▸ Given task
Every entry below should be printed exactly, without its images.

Stored data
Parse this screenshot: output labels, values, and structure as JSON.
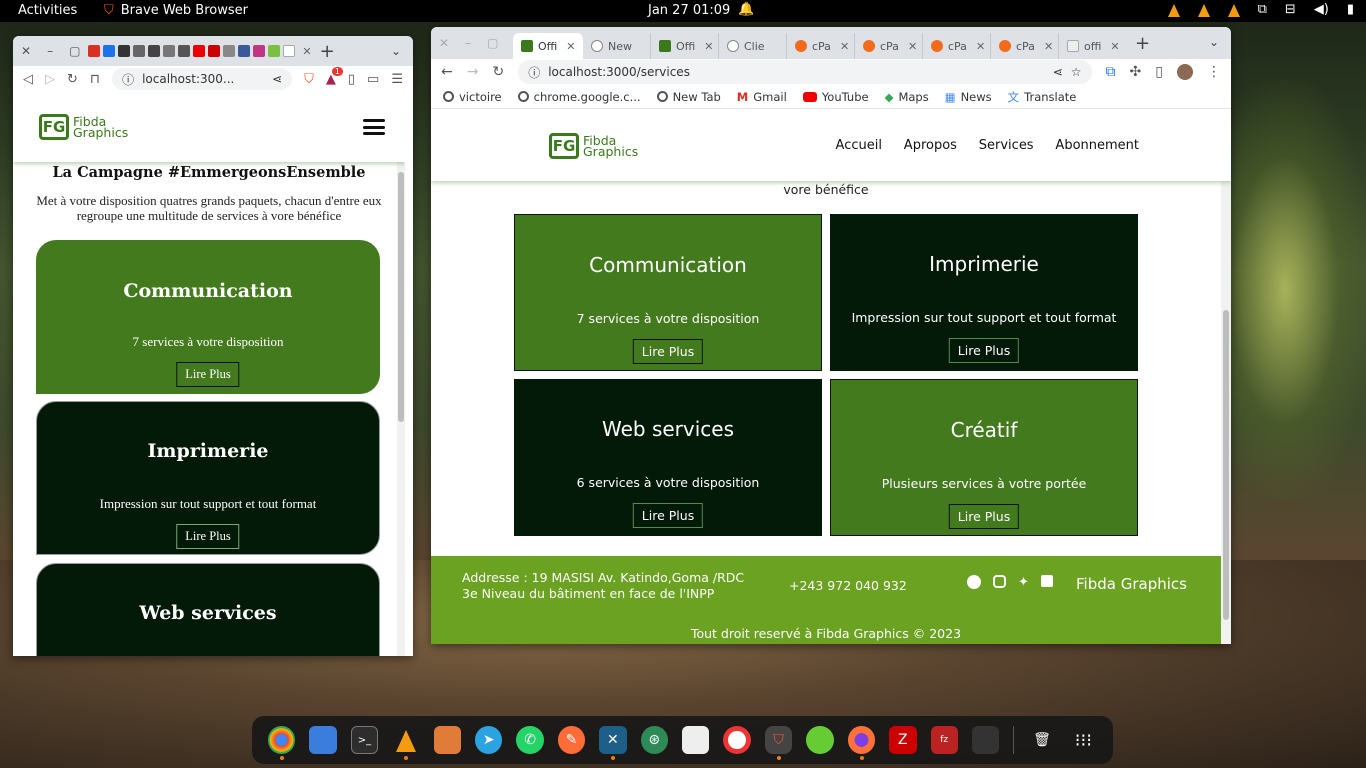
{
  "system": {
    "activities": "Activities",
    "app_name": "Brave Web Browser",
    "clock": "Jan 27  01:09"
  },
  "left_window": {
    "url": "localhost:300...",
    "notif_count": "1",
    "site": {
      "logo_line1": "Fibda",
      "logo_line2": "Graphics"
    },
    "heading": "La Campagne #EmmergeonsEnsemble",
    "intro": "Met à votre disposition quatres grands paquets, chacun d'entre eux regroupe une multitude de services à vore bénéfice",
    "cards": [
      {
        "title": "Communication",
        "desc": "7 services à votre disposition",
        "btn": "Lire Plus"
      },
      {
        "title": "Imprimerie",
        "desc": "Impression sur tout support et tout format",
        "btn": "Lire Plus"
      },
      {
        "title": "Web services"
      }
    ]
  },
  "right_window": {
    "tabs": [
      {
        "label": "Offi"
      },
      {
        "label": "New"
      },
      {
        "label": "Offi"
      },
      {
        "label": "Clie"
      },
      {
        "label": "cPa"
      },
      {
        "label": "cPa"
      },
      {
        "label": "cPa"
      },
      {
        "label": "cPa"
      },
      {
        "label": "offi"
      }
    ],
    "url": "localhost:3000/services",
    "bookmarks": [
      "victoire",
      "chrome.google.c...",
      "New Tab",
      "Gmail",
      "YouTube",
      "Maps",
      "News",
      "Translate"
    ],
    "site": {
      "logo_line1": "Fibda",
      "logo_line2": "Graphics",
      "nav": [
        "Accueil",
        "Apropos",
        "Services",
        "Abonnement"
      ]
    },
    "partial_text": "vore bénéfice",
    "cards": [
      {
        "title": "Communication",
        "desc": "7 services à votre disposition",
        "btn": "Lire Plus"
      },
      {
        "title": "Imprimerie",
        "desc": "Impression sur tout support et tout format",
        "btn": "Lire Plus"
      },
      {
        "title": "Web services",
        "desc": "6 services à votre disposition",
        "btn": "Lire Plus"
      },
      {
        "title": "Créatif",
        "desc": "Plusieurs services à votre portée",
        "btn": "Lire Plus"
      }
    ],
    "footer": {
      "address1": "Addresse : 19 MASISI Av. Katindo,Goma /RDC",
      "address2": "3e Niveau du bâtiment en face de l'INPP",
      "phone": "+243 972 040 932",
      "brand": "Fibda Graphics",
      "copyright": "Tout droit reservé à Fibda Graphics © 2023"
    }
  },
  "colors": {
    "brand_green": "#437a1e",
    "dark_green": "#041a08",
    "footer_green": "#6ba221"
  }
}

▸ Exercise answer
Parse this screenshot: output labels, values, and structure as JSON.
{
  "system": {
    "activities": "Activities",
    "app_name": "Brave Web Browser",
    "clock": "Jan 27  01:09"
  },
  "left_window": {
    "url": "localhost:300...",
    "notif_count": "1",
    "site": {
      "logo_line1": "Fibda",
      "logo_line2": "Graphics"
    },
    "heading": "La Campagne #EmmergeonsEnsemble",
    "intro": "Met à votre disposition quatres grands paquets, chacun d'entre eux regroupe une multitude de services à vore bénéfice",
    "cards": [
      {
        "title": "Communication",
        "desc": "7 services à votre disposition",
        "btn": "Lire Plus"
      },
      {
        "title": "Imprimerie",
        "desc": "Impression sur tout support et tout format",
        "btn": "Lire Plus"
      },
      {
        "title": "Web services"
      }
    ]
  },
  "right_window": {
    "tabs": [
      {
        "label": "Offi"
      },
      {
        "label": "New"
      },
      {
        "label": "Offi"
      },
      {
        "label": "Clie"
      },
      {
        "label": "cPa"
      },
      {
        "label": "cPa"
      },
      {
        "label": "cPa"
      },
      {
        "label": "cPa"
      },
      {
        "label": "offi"
      }
    ],
    "url": "localhost:3000/services",
    "bookmarks": [
      "victoire",
      "chrome.google.c...",
      "New Tab",
      "Gmail",
      "YouTube",
      "Maps",
      "News",
      "Translate"
    ],
    "site": {
      "logo_line1": "Fibda",
      "logo_line2": "Graphics",
      "nav": [
        "Accueil",
        "Apropos",
        "Services",
        "Abonnement"
      ]
    },
    "partial_text": "vore bénéfice",
    "cards": [
      {
        "title": "Communication",
        "desc": "7 services à votre disposition",
        "btn": "Lire Plus"
      },
      {
        "title": "Imprimerie",
        "desc": "Impression sur tout support et tout format",
        "btn": "Lire Plus"
      },
      {
        "title": "Web services",
        "desc": "6 services à votre disposition",
        "btn": "Lire Plus"
      },
      {
        "title": "Créatif",
        "desc": "Plusieurs services à votre portée",
        "btn": "Lire Plus"
      }
    ],
    "footer": {
      "address1": "Addresse : 19 MASISI Av. Katindo,Goma /RDC",
      "address2": "3e Niveau du bâtiment en face de l'INPP",
      "phone": "+243 972 040 932",
      "brand": "Fibda Graphics",
      "copyright": "Tout droit reservé à Fibda Graphics © 2023"
    }
  },
  "colors": {
    "brand_green": "#437a1e",
    "dark_green": "#041a08",
    "footer_green": "#6ba221"
  }
}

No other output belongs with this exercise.